**SHORT TASK**
The data below should be printed in full, exactly, and without any of its images.

**EXERCISE INPUT**

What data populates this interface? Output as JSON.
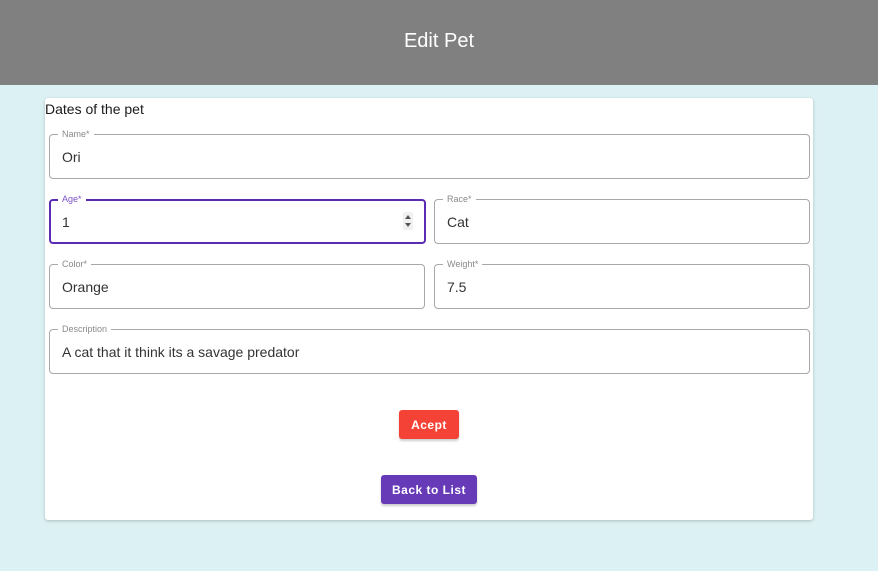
{
  "header": {
    "title": "Edit Pet"
  },
  "form": {
    "title": "Dates of the pet",
    "fields": {
      "name": {
        "label": "Name",
        "value": "Ori"
      },
      "age": {
        "label": "Age",
        "value": "1"
      },
      "race": {
        "label": "Race",
        "value": "Cat"
      },
      "color": {
        "label": "Color",
        "value": "Orange"
      },
      "weight": {
        "label": "Weight",
        "value": "7.5"
      },
      "description": {
        "label": "Description",
        "value": "A cat that it think its a savage predator"
      }
    },
    "required_marker": "*",
    "accept_label": "Acept",
    "back_label": "Back to List"
  },
  "colors": {
    "header_bg": "#808080",
    "page_bg": "#dcf1f3",
    "focus": "#5b2bb2",
    "accept_button": "#f44336",
    "back_button": "#673ab7"
  },
  "icons": {
    "age_spinner": "spinner-icon"
  }
}
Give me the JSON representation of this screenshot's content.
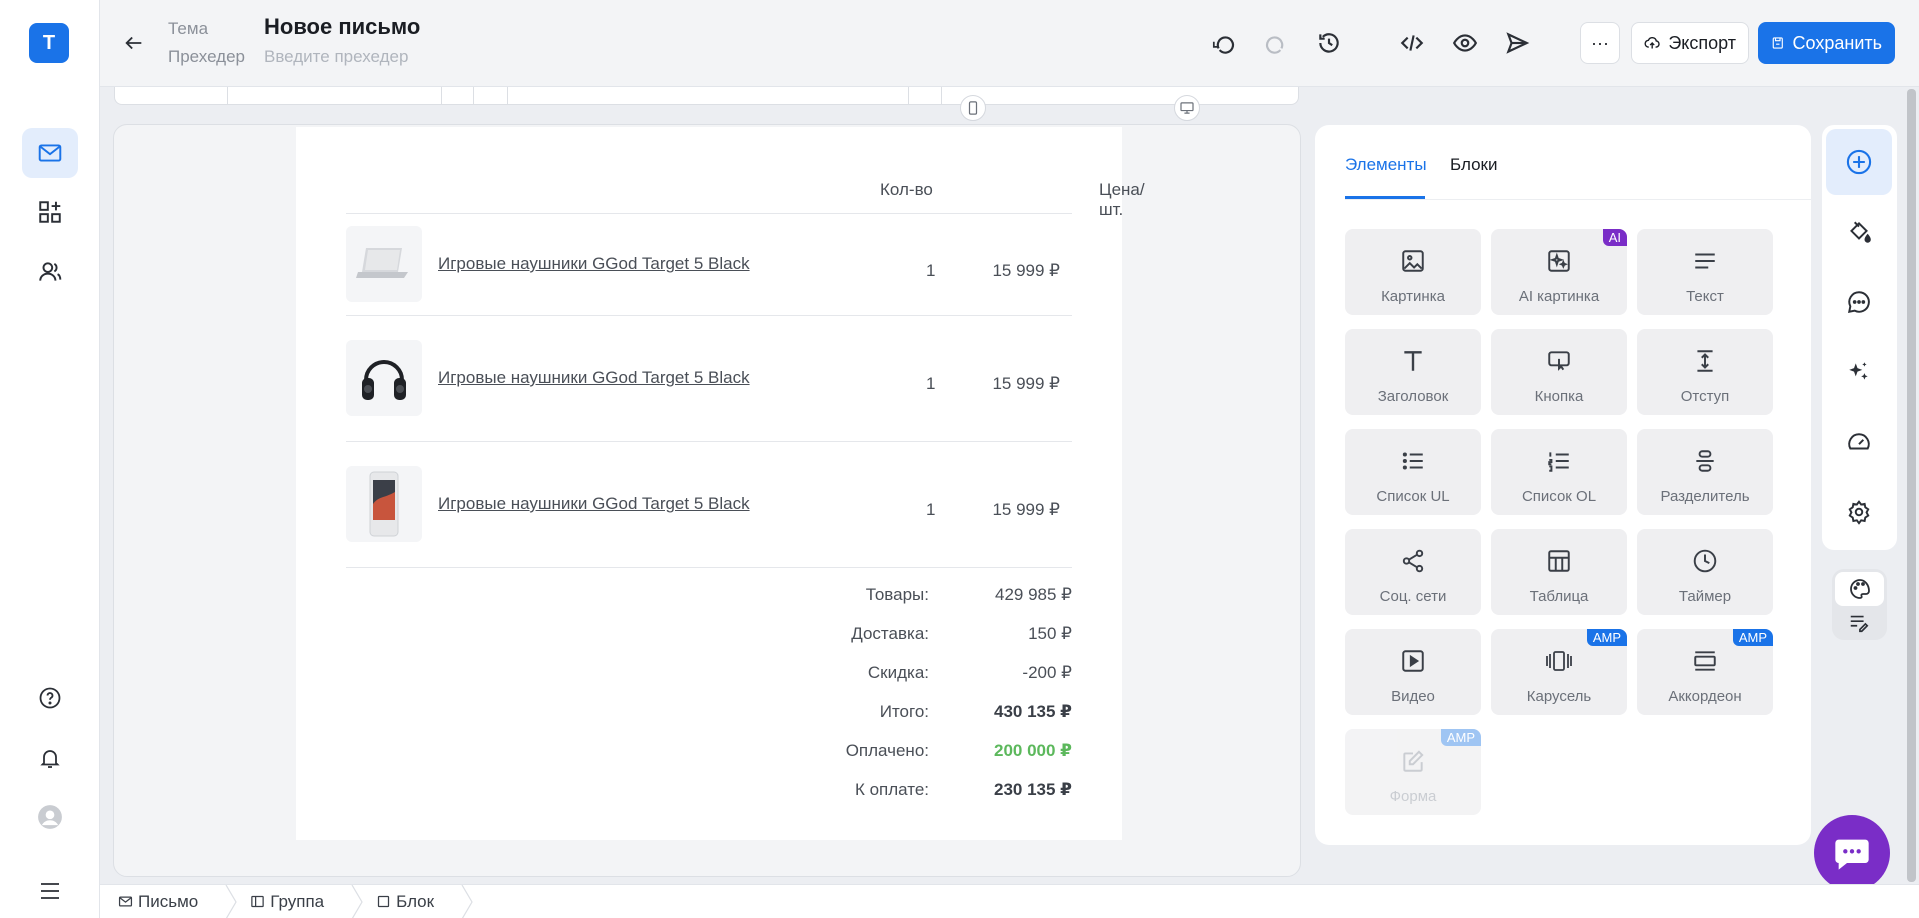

**OUTPUT OF THE EXERCISE**
What data populates this interface? Output as JSON.
{
  "header": {
    "title": "Edit Pet"
  },
  "form": {
    "title": "Dates of the pet",
    "fields": {
      "name": {
        "label": "Name",
        "value": "Ori"
      },
      "age": {
        "label": "Age",
        "value": "1"
      },
      "race": {
        "label": "Race",
        "value": "Cat"
      },
      "color": {
        "label": "Color",
        "value": "Orange"
      },
      "weight": {
        "label": "Weight",
        "value": "7.5"
      },
      "description": {
        "label": "Description",
        "value": "A cat that it think its a savage predator"
      }
    },
    "required_marker": "*",
    "accept_label": "Acept",
    "back_label": "Back to List"
  },
  "colors": {
    "header_bg": "#808080",
    "page_bg": "#dcf1f3",
    "focus": "#5b2bb2",
    "accept_button": "#f44336",
    "back_button": "#673ab7"
  },
  "icons": {
    "age_spinner": "spinner-icon"
  }
}
Give me the JSON representation of this screenshot's content.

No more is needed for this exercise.